(DESCRIPTION OF THE TASK)
Pull out every line below holding the word "Please".

Dataset records
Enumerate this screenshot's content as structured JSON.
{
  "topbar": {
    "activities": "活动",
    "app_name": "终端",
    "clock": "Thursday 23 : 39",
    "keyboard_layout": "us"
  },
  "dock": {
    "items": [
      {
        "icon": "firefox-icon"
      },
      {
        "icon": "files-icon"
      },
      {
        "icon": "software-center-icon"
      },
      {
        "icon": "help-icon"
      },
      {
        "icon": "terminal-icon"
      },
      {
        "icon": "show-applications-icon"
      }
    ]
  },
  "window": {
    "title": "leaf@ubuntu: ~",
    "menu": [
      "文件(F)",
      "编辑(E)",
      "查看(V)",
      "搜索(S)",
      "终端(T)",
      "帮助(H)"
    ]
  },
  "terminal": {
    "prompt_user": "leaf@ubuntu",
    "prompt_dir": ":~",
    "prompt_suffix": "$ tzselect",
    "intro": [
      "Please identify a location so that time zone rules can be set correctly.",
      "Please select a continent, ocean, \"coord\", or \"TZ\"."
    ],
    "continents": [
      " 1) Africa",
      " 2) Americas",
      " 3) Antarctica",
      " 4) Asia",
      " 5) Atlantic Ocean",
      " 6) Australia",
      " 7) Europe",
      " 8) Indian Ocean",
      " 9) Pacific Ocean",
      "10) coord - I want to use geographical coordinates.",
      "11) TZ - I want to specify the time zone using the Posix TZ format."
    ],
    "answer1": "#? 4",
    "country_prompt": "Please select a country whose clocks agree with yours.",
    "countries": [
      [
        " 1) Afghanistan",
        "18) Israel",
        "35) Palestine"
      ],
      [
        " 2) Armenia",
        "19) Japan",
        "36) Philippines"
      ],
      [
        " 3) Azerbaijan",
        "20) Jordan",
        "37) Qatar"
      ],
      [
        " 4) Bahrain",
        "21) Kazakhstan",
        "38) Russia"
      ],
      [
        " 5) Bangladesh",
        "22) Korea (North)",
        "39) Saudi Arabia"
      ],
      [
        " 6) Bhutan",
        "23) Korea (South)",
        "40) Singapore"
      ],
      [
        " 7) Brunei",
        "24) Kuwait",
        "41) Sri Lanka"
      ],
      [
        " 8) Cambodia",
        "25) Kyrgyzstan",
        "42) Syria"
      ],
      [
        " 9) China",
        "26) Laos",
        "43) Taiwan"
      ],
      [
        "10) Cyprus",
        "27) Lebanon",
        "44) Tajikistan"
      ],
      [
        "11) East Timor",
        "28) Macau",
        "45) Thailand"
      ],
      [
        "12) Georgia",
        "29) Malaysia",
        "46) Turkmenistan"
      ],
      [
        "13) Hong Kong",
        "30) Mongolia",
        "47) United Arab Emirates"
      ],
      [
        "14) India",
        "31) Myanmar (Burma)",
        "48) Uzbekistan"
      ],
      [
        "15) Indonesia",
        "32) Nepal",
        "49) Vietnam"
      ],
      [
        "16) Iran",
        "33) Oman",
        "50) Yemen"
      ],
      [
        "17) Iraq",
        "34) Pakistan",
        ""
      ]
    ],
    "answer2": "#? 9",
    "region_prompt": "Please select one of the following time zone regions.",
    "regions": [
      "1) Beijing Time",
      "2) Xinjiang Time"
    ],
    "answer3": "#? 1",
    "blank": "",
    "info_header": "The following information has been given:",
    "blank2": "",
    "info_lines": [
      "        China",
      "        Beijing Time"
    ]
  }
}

(RESPONSE TO THE EXERCISE)
      "Please identify a location so that time zone rules can be set correctly.",
      "Please select a continent, ocean, \"coord\", or \"TZ\"."
    "country_prompt": "Please select a country whose clocks agree with yours.",
    "region_prompt": "Please select one of the following time zone regions.",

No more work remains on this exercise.